# [Task objective]
Write out the material again exactly, please, and omit the pictures.

* start Recorded information *

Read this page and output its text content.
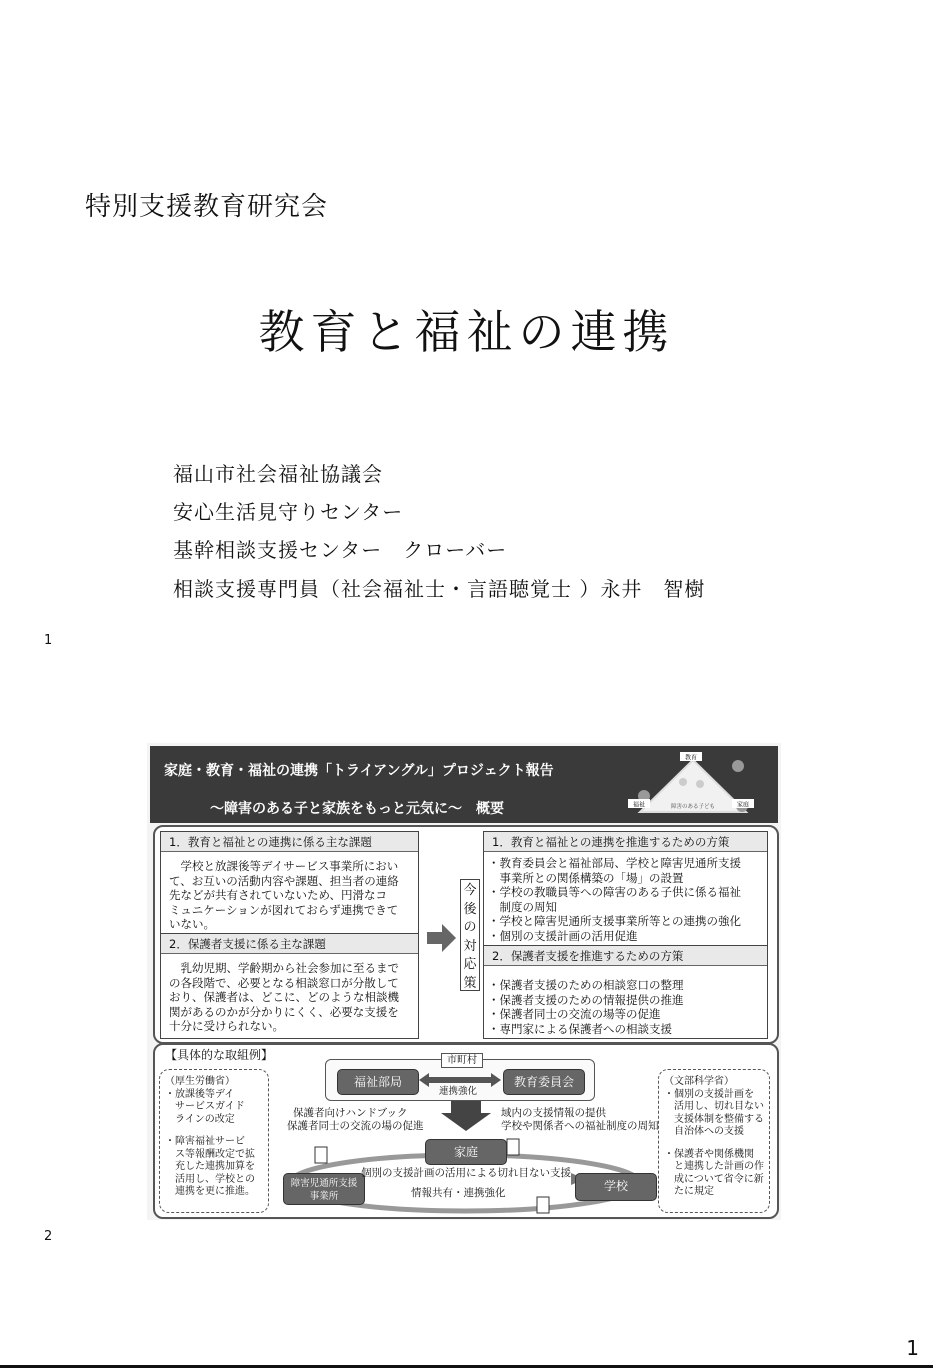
特別支援教育研究会
教育と福祉の連携
福山市社会福祉協議会
安心生活見守りセンター
基幹相談支援センター　クローバー
相談支援専門員（社会福祉士・言語聴覚士 ）永井　智樹
1
家庭・教育・福祉の連携「トライアングル」プロジェクト報告
～障害のある子と家族をもっと元気に～　概要
教育
福祉	家庭
障害のある子ども
1．教育と福祉との連携に係る主な課題
　学校と放課後等デイサービス事業所におい
て、お互いの活動内容や課題、担当者の連絡
先などが共有されていないため、円滑なコ
ミュニケーションが図れておらず連携できて
いない。
2．保護者支援に係る主な課題
　乳幼児期、学齢期から社会参加に至るまで
の各段階で、必要となる相談窓口が分散して
おり、保護者は、どこに、どのような相談機
関があるのかが分かりにくく、必要な支援を
十分に受けられない。
今
後
の
対
応
策
1．教育と福祉との連携を推進するための方策
・教育委員会と福祉部局、学校と障害児通所支援
　事業所との関係構築の「場」の設置
・学校の教職員等への障害のある子供に係る福祉
　制度の周知
・学校と障害児通所支援事業所等との連携の強化
・個別の支援計画の活用促進
2．保護者支援を推進するための方策
・保護者支援のための相談窓口の整理
・保護者支援のための情報提供の推進
・保護者同士の交流の場等の促進
・専門家による保護者への相談支援
【具体的な取組例】
（厚生労働省）
・放課後等デイ
　サービスガイド
　ラインの改定
・障害福祉サービ
　ス等報酬改定で拡
　充した連携加算を
　活用し、学校との
　連携を更に推進。
（文部科学省）
・個別の支援計画を
　活用し、切れ目ない
　支援体制を整備する
　自治体への支援
・保護者や関係機関
　と連携した計画の作
　成について省令に新
　たに規定
市町村
福祉部局	教育委員会
連携強化
保護者向けハンドブック
保護者同士の交流の場の促進
域内の支援情報の提供
学校や関係者への福祉制度の周知
家庭
障害児通所支援
事業所
学校
個別の支援計画の活用による切れ目ない支援
情報共有・連携強化
2
1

* end Recorded information *

# [Completed exercise]
Read this page and output its text content.
特別支援教育研究会
教育と福祉の連携
福山市社会福祉協議会
安心生活見守りセンター
基幹相談支援センター　クローバー
相談支援専門員（社会福祉士・言語聴覚士 ）永井　智樹
1
家庭・教育・福祉の連携「トライアングル」プロジェクト報告
～障害のある子と家族をもっと元気に～　概要
教育
福祉	家庭
障害のある子ども
1．教育と福祉との連携に係る主な課題
　学校と放課後等デイサービス事業所におい
て、お互いの活動内容や課題、担当者の連絡
先などが共有されていないため、円滑なコ
ミュニケーションが図れておらず連携できて
いない。
2．保護者支援に係る主な課題
　乳幼児期、学齢期から社会参加に至るまで
の各段階で、必要となる相談窓口が分散して
おり、保護者は、どこに、どのような相談機
関があるのかが分かりにくく、必要な支援を
十分に受けられない。
今
後
の
対
応
策
1．教育と福祉との連携を推進するための方策
・教育委員会と福祉部局、学校と障害児通所支援
　事業所との関係構築の「場」の設置
・学校の教職員等への障害のある子供に係る福祉
　制度の周知
・学校と障害児通所支援事業所等との連携の強化
・個別の支援計画の活用促進
2．保護者支援を推進するための方策
・保護者支援のための相談窓口の整理
・保護者支援のための情報提供の推進
・保護者同士の交流の場等の促進
・専門家による保護者への相談支援
【具体的な取組例】
（厚生労働省）
・放課後等デイ
　サービスガイド
　ラインの改定
・障害福祉サービ
　ス等報酬改定で拡
　充した連携加算を
　活用し、学校との
　連携を更に推進。
（文部科学省）
・個別の支援計画を
　活用し、切れ目ない
　支援体制を整備する
　自治体への支援
・保護者や関係機関
　と連携した計画の作
　成について省令に新
　たに規定
市町村
福祉部局	教育委員会
連携強化
保護者向けハンドブック
保護者同士の交流の場の促進
域内の支援情報の提供
学校や関係者への福祉制度の周知
家庭
障害児通所支援
事業所
学校
個別の支援計画の活用による切れ目ない支援
情報共有・連携強化
2
1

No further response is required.